* **PROBLEM TO SOLVE**: Reproduce the passage of the candlestick pattern write-up between "Too few to trust" and "Typical room (20-bar)", inclusive.

Everything here is in R, the setup's own risk. 1R is the distance from the entry (the pattern's closing price) to where it would be proven wrong — its lowest low over the 3 bars that form it. So "offered 2R" means price ran twice that distance in your favor at some point before the stop. It does not assume you took profit there: a target is a strategy choice.

Room offered (≥ 1R)

100.0%

Too few to trust

Offered at least 1× its risk before the stop, vs 42.6% for a random long entry (+57.4 pts).

Move size vs normal

0.73×

Realized range over the next 20 bars vs a random bar. Precedes a quieter stretch.

Typical room (20-bar)

2.12R

Average run in favor (capped at 3R), vs 1.10R for a random long entry.

Summary

Offered ≥1R 100.0% of the time vs 42.6% for a random long entry. The 57.4-point gap is no bigger than the ±68.5-point margin of error you would get by chance from 2 occurrences. Not a reliable edge.

Room offered, this setup vs a random long entry

Only 2 occurrences. The breakdown below is shown in full, but a sample this small is anecdotal, a hint, not a measured edge. That is usually a limit of available history, not a flaw in the pattern. For a firmer read, try a lower timeframe or a more active instrument.

Outcome This setup Random entry Edge
Offered ≥ 1R 100.0% 42.6% +57.4
Offered ≥ 2R 50.0% 27.0% +23.0
Offered ≥ 3R 50.0% 18.3% +31.7
Stopped < 1R 0.0% 53.6% -53.6
Went sideways 0.0% 3.8% -3.8

2 occurrences · 356,990 random-entry controls · 20-bar horizon

A two rabbits is a three-candle bottom that forms after a sharp fall. A long down candle prints, then an up candle gaps below it. A second up candle opens inside that first rabbit and rallies all the way back up, closing inside the body of the original long down candle. The two up candles are the rabbits, hopping up out of the gap. They show buyers stepping in hard after the drop and reclaiming most of the lost ground.

How to spot it

  • The market is falling into the pattern.
  • The first candle is a long down (red) candle that fits the decline.
  • The second candle is an up (green) candle that gaps below the first.
  • The third candle is another up candle that opens inside the second candle’s body.
  • That third candle closes back inside the body of the first long down candle, recovering most of the drop.

The dashed box on the chart above marks the three candles on a real occurrence, with the decline before and the move after.

The psychology

The sharp down candle is the sellers at full stretch, and the next bar gaps below it, opening at fresh lows where the bears look firmly in command. But that second candle closes green. Buyers met the gap-down and lifted price off the floor, a first small sign that the supply driving the fall is drying up.

The third candle is the one that turns the mood. It opens inside the second rabbit and rallies all the way back into the body of the original long down candle, recovering most of the ground the decline took. Two up bars hopping out of the gap show buyers arriving with real size and pressing their advantage twice in a row. Anyone who sold into the lows is now caught above the market, and their need to cover adds to the lift. Control has moved from the side that drove price down to the side now carrying it back up.

Whether that energetic recovery extends into a durable turn is what the figures below examine.

Does it actually work?

A pattern is a setup, not a trade, so the honest question is not “did it win” but “how much room did it tend to offer before it was proven wrong.” The tabs below answer that across five futures markets (Nasdaq, S&P 500, gold, crude oil, natural gas) and seven timeframes from one minute to one day.

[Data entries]

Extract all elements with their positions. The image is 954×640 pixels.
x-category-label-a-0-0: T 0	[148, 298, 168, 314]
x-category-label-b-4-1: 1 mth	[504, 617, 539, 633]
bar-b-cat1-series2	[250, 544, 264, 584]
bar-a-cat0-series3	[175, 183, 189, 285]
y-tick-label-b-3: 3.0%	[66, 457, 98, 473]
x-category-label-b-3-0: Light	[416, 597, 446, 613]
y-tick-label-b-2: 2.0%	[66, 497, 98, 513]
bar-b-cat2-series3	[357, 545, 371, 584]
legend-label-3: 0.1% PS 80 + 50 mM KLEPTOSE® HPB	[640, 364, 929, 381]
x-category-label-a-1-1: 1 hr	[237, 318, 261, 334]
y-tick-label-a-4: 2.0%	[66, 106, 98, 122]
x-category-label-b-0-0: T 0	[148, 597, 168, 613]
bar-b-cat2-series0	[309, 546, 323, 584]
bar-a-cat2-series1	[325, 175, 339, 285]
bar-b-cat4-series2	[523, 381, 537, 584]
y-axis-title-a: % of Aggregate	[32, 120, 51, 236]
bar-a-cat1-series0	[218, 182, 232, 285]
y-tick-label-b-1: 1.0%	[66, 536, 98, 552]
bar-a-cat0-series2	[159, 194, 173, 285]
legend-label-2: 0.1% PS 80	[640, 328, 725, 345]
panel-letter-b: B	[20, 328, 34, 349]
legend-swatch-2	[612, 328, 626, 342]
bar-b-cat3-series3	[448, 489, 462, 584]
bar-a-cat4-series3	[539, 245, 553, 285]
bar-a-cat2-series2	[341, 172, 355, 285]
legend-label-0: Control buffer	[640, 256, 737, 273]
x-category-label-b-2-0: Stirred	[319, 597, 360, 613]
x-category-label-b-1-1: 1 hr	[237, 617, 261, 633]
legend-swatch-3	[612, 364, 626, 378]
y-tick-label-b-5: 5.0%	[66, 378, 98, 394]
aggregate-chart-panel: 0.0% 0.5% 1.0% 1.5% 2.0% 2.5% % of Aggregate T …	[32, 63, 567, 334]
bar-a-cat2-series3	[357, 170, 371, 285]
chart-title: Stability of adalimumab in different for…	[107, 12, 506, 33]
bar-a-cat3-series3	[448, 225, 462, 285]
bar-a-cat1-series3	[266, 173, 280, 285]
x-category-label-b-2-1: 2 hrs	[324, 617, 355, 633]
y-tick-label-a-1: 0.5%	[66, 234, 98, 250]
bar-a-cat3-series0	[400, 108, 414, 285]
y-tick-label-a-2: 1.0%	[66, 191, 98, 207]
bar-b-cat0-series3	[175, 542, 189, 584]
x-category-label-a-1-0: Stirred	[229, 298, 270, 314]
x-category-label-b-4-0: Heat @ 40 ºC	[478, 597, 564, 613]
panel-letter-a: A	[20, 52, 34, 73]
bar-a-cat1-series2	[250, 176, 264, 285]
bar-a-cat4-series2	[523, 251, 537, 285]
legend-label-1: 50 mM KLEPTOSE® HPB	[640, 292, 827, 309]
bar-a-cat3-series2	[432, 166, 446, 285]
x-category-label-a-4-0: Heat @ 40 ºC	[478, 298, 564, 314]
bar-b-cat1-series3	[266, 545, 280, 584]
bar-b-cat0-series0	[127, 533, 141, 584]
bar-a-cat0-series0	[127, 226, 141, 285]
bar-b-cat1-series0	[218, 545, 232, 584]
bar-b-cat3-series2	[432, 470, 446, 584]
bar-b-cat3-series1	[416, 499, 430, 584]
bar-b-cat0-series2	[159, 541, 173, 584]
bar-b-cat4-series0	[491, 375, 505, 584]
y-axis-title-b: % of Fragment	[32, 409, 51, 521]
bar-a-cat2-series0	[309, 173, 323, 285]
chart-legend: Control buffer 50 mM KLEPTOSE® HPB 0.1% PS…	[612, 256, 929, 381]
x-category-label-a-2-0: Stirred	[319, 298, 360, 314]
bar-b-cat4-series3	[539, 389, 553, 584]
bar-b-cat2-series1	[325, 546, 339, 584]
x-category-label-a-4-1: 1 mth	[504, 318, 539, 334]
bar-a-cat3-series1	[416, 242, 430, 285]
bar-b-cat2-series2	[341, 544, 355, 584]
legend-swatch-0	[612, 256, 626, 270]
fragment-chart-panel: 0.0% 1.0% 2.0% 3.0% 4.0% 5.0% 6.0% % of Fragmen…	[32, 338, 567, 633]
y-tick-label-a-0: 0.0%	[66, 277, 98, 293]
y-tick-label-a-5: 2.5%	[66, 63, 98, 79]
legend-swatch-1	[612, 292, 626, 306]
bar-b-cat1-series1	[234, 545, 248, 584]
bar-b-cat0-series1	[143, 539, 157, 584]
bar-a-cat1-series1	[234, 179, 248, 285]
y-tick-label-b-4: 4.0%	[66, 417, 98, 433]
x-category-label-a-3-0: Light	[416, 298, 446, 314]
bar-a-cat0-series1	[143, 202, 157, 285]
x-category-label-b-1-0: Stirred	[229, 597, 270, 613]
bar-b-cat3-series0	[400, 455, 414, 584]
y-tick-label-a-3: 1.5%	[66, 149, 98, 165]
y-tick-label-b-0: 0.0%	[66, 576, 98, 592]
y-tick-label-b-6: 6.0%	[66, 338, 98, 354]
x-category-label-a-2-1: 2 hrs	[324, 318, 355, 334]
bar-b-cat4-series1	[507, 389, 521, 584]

* **WRITTEN SOLUTION**:
Too few to trust

Offered at least 1× its risk before the stop, vs 42.6% for a random long entry (+57.4 pts).

Move size vs normal

0.73×

Realized range over the next 20 bars vs a random bar. Precedes a quieter stretch.

Typical room (20-bar)